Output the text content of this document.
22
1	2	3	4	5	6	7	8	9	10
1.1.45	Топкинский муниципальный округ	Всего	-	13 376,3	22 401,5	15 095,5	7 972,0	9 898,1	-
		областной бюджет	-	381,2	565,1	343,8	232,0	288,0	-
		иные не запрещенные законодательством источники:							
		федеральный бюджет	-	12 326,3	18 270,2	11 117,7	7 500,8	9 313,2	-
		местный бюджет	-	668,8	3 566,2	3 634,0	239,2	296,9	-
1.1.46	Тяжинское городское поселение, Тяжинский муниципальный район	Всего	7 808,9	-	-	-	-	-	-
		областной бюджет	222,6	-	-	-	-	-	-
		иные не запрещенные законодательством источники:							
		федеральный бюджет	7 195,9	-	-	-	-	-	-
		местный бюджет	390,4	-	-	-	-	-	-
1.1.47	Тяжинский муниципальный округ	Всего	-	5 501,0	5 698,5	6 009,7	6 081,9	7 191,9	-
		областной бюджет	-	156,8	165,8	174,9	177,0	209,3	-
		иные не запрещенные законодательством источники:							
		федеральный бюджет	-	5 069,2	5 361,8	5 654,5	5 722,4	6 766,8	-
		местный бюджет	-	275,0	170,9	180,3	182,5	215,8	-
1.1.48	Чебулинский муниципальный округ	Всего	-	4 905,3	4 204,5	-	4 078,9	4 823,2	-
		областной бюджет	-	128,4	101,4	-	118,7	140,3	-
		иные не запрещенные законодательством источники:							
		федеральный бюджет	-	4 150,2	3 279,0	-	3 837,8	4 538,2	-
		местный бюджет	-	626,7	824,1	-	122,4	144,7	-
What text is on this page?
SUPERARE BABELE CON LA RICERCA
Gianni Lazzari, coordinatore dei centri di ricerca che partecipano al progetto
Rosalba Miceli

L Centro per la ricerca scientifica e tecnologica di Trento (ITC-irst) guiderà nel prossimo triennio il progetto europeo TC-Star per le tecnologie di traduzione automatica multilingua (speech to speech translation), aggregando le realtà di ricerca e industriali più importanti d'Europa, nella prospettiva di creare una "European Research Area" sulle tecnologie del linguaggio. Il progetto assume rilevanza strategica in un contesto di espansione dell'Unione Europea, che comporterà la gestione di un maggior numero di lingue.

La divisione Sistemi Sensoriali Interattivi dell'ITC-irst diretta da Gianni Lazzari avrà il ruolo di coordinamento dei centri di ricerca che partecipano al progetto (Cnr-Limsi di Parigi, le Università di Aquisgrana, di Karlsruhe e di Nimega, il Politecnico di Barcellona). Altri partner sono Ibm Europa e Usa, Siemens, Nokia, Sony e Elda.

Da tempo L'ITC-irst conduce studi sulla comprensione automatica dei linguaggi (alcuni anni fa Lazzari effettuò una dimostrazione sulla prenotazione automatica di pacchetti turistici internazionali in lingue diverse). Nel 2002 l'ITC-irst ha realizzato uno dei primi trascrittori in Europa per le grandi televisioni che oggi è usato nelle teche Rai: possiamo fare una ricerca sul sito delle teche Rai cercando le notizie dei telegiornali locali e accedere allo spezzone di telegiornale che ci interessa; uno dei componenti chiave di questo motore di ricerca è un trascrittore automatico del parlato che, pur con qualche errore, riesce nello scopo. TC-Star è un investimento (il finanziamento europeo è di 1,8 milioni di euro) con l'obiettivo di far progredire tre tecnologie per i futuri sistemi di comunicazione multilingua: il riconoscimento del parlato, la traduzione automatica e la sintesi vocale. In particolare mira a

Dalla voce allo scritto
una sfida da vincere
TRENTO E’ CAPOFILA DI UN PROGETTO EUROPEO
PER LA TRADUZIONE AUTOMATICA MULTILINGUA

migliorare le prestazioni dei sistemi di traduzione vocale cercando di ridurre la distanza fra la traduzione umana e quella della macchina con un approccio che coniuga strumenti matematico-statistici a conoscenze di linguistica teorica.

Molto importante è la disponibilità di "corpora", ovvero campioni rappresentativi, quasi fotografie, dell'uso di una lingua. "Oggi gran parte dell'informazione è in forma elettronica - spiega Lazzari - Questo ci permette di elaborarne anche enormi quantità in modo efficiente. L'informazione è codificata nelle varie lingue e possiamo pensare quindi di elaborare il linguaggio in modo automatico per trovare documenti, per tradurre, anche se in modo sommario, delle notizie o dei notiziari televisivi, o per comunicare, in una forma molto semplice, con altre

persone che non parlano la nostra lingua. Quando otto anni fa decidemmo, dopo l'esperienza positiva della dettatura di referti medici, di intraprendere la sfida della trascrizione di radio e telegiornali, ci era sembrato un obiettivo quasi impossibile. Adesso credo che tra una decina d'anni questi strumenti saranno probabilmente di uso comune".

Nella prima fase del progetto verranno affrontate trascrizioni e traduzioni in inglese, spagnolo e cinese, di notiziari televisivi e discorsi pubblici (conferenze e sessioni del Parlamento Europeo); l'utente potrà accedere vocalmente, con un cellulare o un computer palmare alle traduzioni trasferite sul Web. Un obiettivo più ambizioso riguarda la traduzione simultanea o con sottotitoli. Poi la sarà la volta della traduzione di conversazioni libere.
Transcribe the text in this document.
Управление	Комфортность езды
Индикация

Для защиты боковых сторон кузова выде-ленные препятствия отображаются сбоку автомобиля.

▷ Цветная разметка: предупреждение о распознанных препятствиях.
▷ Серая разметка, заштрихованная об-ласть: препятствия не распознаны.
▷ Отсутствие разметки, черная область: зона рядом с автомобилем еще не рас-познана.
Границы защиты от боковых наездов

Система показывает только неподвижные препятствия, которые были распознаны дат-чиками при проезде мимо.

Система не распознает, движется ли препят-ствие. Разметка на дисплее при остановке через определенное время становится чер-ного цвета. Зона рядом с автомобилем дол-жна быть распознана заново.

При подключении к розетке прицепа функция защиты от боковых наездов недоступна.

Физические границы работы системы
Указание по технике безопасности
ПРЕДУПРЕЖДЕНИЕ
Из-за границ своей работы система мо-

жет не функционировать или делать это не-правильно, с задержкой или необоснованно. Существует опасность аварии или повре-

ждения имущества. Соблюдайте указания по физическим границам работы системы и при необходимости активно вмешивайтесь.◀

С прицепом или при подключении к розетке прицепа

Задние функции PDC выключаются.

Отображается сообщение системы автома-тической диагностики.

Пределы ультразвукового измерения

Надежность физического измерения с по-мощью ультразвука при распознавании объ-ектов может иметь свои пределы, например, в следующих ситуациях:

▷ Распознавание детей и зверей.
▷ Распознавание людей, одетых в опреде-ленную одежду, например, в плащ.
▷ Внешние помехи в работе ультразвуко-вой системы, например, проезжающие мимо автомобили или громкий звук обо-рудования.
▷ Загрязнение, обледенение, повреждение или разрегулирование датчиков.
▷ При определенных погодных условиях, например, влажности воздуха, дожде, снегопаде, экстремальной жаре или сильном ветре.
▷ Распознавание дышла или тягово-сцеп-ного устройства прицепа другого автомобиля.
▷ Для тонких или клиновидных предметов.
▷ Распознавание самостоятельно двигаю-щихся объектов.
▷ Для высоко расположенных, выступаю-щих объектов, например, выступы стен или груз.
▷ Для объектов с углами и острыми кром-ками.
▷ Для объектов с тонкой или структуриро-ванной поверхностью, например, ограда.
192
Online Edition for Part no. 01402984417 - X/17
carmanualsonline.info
■ ■ ■ ■
Work required —
Look back over the material above and state how many lines hold the word "Тяжинский". Write the number and nothing else.

Result of this exercise —
2